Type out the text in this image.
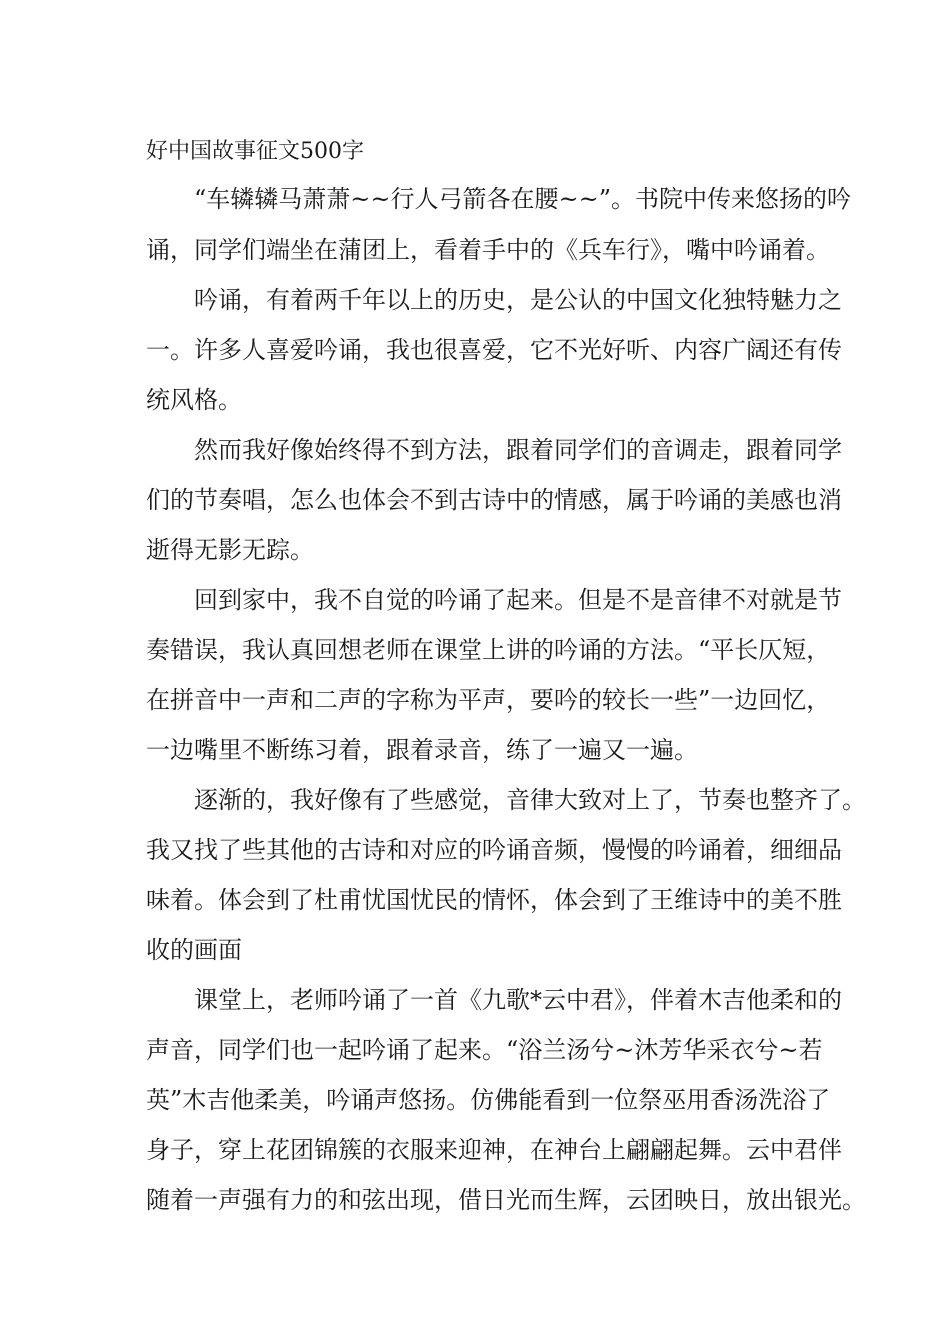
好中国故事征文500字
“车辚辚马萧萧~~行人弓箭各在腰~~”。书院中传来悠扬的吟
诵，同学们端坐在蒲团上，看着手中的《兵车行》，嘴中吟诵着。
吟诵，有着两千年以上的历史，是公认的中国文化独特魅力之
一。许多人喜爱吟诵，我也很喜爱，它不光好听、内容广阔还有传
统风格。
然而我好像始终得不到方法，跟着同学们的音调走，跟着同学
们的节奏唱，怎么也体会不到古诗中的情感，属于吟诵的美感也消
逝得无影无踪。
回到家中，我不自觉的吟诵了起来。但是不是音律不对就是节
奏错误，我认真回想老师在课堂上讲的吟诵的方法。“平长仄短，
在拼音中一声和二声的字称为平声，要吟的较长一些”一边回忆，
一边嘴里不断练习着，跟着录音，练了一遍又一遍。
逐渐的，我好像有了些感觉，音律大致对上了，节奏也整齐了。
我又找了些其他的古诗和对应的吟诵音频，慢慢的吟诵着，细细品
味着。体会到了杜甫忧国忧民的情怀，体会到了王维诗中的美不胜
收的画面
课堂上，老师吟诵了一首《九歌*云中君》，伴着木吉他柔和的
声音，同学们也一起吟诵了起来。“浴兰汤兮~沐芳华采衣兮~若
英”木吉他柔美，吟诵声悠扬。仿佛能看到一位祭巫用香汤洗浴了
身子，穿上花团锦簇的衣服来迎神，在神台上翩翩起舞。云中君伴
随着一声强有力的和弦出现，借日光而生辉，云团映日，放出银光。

+ + + + + + +

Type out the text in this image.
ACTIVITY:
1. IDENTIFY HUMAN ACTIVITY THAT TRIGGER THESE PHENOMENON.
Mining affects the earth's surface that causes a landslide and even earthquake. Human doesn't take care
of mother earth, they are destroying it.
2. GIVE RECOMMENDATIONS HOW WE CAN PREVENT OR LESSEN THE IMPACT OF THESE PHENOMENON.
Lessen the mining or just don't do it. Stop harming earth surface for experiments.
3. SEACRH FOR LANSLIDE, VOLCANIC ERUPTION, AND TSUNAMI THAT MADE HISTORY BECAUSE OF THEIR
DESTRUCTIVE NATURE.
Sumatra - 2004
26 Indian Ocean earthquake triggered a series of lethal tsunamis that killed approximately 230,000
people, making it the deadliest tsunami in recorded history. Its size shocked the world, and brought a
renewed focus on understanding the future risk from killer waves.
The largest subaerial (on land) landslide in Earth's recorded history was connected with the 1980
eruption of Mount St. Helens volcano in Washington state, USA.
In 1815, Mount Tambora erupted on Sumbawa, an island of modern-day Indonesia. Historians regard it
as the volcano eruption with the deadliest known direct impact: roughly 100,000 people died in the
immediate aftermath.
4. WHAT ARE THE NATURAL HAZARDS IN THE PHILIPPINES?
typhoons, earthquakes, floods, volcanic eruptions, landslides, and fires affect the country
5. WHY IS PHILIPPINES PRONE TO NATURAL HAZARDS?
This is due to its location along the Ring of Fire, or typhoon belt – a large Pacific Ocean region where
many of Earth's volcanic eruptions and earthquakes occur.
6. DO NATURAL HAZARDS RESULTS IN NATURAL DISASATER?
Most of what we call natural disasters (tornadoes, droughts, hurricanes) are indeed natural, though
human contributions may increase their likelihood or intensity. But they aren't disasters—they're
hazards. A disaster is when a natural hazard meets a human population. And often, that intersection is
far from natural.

+ + + + + + +

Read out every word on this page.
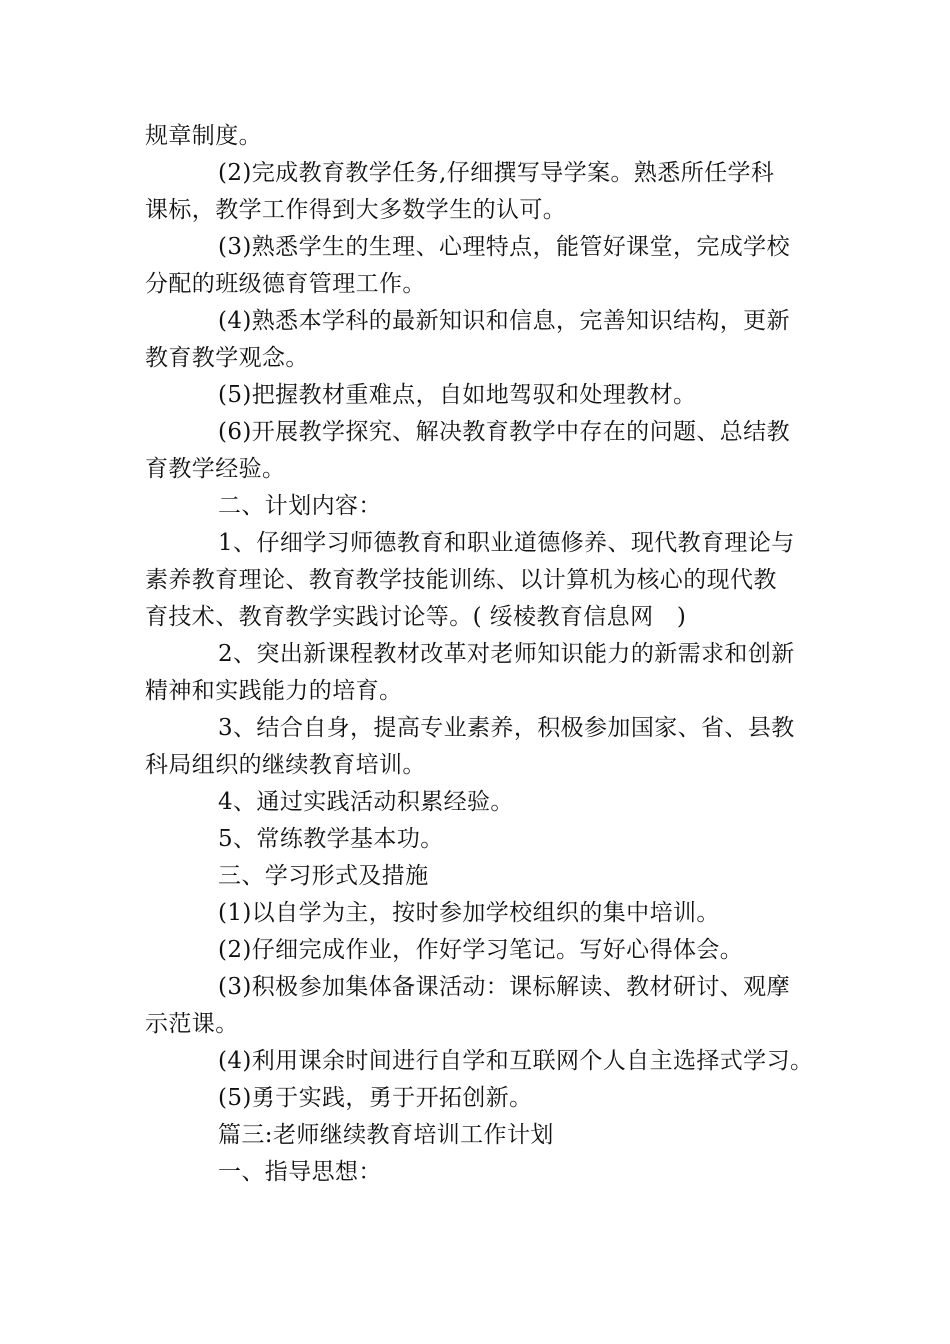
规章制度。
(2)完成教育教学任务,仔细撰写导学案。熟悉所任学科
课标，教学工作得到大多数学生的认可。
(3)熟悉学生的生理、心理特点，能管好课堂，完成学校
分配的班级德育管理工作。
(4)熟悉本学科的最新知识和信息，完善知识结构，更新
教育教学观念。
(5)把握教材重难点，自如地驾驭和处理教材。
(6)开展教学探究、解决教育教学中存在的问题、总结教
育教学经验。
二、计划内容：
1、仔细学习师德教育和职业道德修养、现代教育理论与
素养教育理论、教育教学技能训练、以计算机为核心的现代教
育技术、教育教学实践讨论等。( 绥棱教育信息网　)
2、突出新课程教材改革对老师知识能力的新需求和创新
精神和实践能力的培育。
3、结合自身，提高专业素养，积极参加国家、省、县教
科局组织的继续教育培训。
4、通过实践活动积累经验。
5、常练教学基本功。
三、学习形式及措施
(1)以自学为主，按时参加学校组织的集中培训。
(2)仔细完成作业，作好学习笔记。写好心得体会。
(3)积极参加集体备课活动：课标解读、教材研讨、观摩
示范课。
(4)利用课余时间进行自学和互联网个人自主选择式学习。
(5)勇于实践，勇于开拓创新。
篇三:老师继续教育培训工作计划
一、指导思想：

+ + + + + + +

(WHAT THIS TASK INVOLVES) Read the data above and pull out each line that holds the string "deadliest".

(THE RESPONSE)
people, making it the deadliest tsunami in recorded history. Its size shocked the world, and brought a
as the volcano eruption with the deadliest known direct impact: roughly 100,000 people died in the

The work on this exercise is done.